== Data shown ==

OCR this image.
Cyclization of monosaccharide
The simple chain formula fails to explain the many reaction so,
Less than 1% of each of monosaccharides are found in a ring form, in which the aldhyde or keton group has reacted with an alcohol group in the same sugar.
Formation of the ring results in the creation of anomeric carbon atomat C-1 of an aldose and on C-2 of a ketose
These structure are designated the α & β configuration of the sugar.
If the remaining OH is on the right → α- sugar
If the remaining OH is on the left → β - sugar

===

▶ **Exercise instructions**
Nothing should be left out: return all of the records exactly.

▶ **Right answer**
OCR this image.
Cyclization of monosaccharide
The simple chain formula fails to explain the many reaction so,
Less than 1% of each of monosaccharides are found in a ring form, in which the aldhyde or keton group has reacted with an alcohol group in the same sugar.
Formation of the ring results in the creation of anomeric carbon atomat C-1 of an aldose and on C-2 of a ketose
These structure are designated the α & β configuration of the sugar.
If the remaining OH is on the right → α- sugar
If the remaining OH is on the left → β - sugar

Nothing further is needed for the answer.